# Stored data start
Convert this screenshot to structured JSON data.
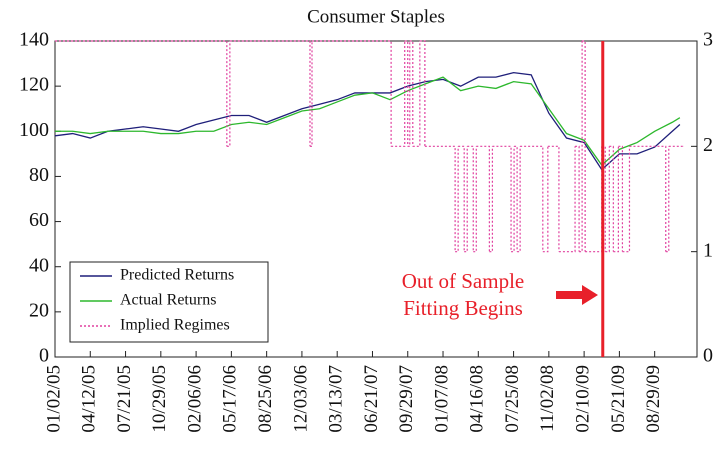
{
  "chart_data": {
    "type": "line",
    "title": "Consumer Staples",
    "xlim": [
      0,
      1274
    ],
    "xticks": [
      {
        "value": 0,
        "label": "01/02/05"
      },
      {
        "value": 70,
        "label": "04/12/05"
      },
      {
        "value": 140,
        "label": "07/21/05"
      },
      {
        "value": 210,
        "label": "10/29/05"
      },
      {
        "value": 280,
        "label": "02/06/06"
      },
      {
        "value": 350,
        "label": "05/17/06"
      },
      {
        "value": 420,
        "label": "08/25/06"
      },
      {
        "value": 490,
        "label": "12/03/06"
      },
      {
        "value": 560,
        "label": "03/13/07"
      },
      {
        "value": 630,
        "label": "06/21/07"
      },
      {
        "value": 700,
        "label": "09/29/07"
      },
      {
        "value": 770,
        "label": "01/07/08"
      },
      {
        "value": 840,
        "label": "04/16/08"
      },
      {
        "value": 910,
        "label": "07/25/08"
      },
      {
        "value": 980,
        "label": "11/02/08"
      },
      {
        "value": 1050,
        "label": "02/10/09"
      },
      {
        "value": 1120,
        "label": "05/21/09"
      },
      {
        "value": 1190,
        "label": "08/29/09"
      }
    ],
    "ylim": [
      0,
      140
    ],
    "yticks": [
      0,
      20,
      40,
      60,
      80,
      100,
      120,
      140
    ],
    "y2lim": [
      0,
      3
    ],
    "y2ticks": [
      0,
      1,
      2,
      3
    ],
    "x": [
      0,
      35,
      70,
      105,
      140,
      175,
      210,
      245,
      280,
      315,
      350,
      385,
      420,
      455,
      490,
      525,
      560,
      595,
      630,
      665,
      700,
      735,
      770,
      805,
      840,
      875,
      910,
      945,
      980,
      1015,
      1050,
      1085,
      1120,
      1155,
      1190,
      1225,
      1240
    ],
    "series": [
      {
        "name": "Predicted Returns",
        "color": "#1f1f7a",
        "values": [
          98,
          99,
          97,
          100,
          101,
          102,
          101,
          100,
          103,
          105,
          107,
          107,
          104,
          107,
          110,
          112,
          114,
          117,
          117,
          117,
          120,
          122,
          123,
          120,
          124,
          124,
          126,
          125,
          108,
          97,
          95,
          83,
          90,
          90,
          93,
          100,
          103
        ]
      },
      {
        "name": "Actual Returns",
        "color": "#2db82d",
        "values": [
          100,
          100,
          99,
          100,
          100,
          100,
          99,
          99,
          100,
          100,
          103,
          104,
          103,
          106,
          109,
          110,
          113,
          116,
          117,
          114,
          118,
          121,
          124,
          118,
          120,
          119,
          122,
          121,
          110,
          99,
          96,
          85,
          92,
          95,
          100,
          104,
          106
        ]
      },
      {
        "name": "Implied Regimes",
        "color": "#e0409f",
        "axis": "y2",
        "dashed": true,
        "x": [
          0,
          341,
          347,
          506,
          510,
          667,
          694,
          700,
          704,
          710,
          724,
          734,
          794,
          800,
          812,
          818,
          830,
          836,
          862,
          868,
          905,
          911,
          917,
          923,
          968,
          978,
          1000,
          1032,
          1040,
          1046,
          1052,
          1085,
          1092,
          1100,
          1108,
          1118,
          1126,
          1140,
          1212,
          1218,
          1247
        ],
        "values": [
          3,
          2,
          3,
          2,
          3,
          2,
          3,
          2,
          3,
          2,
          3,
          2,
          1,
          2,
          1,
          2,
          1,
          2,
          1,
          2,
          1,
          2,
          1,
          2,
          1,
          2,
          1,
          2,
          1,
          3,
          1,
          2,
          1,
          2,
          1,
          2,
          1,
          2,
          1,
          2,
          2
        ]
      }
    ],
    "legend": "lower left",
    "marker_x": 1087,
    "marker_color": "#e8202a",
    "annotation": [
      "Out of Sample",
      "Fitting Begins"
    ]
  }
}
# Stored data end
# Stored data start
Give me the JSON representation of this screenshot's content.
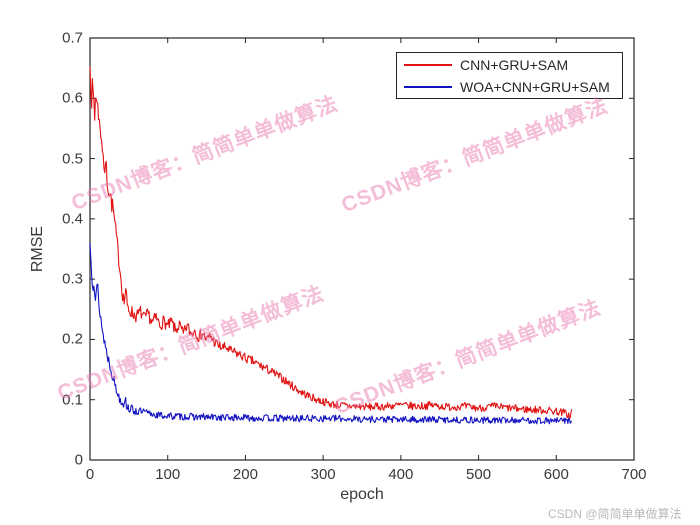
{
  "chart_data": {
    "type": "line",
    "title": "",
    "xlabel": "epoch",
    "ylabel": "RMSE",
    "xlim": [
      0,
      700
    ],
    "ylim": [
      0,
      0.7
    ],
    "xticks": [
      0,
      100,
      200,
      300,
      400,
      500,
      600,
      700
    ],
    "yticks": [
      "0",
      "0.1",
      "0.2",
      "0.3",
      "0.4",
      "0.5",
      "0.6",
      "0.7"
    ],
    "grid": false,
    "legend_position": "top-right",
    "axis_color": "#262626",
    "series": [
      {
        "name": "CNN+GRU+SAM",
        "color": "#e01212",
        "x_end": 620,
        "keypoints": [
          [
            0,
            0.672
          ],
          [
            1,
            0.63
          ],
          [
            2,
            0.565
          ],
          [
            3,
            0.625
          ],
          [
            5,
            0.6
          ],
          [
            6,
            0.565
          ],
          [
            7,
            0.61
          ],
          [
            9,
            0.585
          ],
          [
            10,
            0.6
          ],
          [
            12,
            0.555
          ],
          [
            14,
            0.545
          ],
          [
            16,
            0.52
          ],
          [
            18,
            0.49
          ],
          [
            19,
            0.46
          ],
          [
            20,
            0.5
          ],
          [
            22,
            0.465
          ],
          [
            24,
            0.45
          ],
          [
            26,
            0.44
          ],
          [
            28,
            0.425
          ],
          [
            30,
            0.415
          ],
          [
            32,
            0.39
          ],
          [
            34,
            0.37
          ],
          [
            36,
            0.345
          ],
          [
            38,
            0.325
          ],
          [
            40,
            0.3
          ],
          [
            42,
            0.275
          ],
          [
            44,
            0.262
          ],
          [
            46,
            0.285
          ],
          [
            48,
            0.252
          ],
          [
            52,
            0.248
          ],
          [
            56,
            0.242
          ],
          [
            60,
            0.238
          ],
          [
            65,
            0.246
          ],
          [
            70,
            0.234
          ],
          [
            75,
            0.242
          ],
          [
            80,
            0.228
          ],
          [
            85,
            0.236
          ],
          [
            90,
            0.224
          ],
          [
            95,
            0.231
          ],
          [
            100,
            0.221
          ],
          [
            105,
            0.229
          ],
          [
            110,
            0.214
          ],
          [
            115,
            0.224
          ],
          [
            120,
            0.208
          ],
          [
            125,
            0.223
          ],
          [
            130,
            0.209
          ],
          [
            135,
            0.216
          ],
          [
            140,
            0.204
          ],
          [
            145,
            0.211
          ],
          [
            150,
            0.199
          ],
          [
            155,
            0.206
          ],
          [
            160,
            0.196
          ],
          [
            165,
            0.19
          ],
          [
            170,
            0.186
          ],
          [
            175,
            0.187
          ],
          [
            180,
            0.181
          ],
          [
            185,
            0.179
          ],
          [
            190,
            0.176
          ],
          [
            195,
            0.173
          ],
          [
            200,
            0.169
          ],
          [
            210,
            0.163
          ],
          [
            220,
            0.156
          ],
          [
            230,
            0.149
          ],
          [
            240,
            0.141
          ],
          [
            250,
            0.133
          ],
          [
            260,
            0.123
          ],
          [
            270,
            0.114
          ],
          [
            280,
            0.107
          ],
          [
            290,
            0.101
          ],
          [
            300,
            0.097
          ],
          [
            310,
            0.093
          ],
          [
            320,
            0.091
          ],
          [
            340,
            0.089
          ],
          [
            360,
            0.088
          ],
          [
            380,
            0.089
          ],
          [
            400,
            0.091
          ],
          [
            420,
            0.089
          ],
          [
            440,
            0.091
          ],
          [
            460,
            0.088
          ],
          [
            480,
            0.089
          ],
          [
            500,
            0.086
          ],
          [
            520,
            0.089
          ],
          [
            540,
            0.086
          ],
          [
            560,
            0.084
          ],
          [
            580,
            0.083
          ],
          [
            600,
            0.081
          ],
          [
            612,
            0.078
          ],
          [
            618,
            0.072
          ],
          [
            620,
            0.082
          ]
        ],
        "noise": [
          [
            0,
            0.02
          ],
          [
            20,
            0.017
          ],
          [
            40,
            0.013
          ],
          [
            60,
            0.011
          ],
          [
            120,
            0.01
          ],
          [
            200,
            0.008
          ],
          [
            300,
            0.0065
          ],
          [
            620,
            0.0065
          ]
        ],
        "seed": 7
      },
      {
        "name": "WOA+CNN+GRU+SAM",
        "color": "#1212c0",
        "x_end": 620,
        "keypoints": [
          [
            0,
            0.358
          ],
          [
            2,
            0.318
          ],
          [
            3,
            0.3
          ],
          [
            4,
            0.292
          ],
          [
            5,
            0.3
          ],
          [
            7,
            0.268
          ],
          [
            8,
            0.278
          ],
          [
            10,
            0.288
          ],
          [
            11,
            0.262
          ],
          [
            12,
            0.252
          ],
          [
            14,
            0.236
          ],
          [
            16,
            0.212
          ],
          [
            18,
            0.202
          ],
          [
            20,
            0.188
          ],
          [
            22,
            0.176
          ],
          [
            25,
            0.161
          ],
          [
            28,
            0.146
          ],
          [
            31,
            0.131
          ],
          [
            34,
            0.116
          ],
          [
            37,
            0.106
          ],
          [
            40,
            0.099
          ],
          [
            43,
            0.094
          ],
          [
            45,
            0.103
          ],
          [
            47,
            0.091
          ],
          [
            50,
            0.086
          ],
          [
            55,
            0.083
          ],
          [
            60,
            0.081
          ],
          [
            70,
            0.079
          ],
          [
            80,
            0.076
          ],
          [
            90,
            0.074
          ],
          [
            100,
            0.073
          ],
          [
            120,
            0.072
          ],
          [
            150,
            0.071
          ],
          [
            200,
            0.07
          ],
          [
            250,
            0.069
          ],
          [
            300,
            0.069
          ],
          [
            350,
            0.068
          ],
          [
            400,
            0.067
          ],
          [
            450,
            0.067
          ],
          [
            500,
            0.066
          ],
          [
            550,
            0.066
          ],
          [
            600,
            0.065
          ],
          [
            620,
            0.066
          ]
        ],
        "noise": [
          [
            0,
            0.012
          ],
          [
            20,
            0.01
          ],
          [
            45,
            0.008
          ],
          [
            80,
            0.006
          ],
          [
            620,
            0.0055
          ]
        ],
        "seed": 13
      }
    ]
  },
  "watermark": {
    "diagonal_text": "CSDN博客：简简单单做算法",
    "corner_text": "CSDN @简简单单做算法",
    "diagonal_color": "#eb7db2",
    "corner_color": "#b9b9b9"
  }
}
# Stored data end
Find every line that has "screenshot" in it, then return those lines.

Convert this screenshot to structured JSON data.
Give me the JSON representation of this screenshot's content.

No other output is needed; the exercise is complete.